### Short problem
Write out every single entry exactly.

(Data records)

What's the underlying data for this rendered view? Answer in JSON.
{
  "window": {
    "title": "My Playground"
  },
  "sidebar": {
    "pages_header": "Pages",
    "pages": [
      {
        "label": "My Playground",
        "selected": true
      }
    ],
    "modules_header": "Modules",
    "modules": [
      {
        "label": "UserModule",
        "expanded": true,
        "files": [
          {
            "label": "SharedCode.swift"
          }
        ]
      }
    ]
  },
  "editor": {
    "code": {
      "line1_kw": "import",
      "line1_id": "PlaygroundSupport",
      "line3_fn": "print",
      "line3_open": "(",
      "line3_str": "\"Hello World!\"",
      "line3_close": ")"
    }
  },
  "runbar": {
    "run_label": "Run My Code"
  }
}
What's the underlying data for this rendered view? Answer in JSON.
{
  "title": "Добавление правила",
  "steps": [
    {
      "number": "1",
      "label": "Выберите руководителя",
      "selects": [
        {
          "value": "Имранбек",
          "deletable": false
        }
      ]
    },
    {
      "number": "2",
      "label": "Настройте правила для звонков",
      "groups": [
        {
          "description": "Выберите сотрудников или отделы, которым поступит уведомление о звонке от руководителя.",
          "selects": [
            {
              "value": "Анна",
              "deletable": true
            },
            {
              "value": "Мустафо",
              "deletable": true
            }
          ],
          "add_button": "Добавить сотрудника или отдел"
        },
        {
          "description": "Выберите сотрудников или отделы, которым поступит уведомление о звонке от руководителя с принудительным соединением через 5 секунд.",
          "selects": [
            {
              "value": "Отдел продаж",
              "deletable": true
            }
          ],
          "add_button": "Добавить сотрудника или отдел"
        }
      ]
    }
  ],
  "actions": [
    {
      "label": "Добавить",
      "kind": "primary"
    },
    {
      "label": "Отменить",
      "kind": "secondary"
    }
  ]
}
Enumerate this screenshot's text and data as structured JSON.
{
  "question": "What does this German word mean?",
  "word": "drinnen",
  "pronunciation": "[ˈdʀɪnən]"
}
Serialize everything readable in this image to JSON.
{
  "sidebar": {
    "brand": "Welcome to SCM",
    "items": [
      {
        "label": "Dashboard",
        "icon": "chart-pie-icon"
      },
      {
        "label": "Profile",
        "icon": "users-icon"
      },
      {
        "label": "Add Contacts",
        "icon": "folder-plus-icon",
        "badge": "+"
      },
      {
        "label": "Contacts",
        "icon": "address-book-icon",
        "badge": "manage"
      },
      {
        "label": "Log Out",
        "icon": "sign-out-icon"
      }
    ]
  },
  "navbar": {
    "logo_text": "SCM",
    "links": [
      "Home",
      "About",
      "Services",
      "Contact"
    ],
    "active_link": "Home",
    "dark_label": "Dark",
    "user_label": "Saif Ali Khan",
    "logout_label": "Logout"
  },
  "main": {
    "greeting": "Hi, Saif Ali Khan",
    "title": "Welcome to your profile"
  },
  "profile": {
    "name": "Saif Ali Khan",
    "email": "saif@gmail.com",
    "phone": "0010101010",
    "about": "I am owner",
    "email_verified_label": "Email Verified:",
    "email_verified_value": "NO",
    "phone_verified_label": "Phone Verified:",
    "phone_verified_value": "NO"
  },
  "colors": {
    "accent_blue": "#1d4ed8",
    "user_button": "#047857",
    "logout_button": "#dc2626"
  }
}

### Response
What's the underlying data for this rendered view? Answer in JSON.
{
  "window": {
    "title": "My Playground"
  },
  "sidebar": {
    "pages_header": "Pages",
    "pages": [
      {
        "label": "My Playground",
        "selected": true
      }
    ],
    "modules_header": "Modules",
    "modules": [
      {
        "label": "UserModule",
        "expanded": true,
        "files": [
          {
            "label": "SharedCode.swift"
          }
        ]
      }
    ]
  },
  "editor": {
    "code": {
      "line1_kw": "import",
      "line1_id": "PlaygroundSupport",
      "line3_fn": "print",
      "line3_open": "(",
      "line3_str": "\"Hello World!\"",
      "line3_close": ")"
    }
  },
  "runbar": {
    "run_label": "Run My Code"
  }
}
What's the underlying data for this rendered view? Answer in JSON.
{
  "title": "Добавление правила",
  "steps": [
    {
      "number": "1",
      "label": "Выберите руководителя",
      "selects": [
        {
          "value": "Имранбек",
          "deletable": false
        }
      ]
    },
    {
      "number": "2",
      "label": "Настройте правила для звонков",
      "groups": [
        {
          "description": "Выберите сотрудников или отделы, которым поступит уведомление о звонке от руководителя.",
          "selects": [
            {
              "value": "Анна",
              "deletable": true
            },
            {
              "value": "Мустафо",
              "deletable": true
            }
          ],
          "add_button": "Добавить сотрудника или отдел"
        },
        {
          "description": "Выберите сотрудников или отделы, которым поступит уведомление о звонке от руководителя с принудительным соединением через 5 секунд.",
          "selects": [
            {
              "value": "Отдел продаж",
              "deletable": true
            }
          ],
          "add_button": "Добавить сотрудника или отдел"
        }
      ]
    }
  ],
  "actions": [
    {
      "label": "Добавить",
      "kind": "primary"
    },
    {
      "label": "Отменить",
      "kind": "secondary"
    }
  ]
}
Enumerate this screenshot's text and data as structured JSON.
{
  "question": "What does this German word mean?",
  "word": "drinnen",
  "pronunciation": "[ˈdʀɪnən]"
}
Serialize everything readable in this image to JSON.
{
  "sidebar": {
    "brand": "Welcome to SCM",
    "items": [
      {
        "label": "Dashboard",
        "icon": "chart-pie-icon"
      },
      {
        "label": "Profile",
        "icon": "users-icon"
      },
      {
        "label": "Add Contacts",
        "icon": "folder-plus-icon",
        "badge": "+"
      },
      {
        "label": "Contacts",
        "icon": "address-book-icon",
        "badge": "manage"
      },
      {
        "label": "Log Out",
        "icon": "sign-out-icon"
      }
    ]
  },
  "navbar": {
    "logo_text": "SCM",
    "links": [
      "Home",
      "About",
      "Services",
      "Contact"
    ],
    "active_link": "Home",
    "dark_label": "Dark",
    "user_label": "Saif Ali Khan",
    "logout_label": "Logout"
  },
  "main": {
    "greeting": "Hi, Saif Ali Khan",
    "title": "Welcome to your profile"
  },
  "profile": {
    "name": "Saif Ali Khan",
    "email": "saif@gmail.com",
    "phone": "0010101010",
    "about": "I am owner",
    "email_verified_label": "Email Verified:",
    "email_verified_value": "NO",
    "phone_verified_label": "Phone Verified:",
    "phone_verified_value": "NO"
  },
  "colors": {
    "accent_blue": "#1d4ed8",
    "user_button": "#047857",
    "logout_button": "#dc2626"
  }
}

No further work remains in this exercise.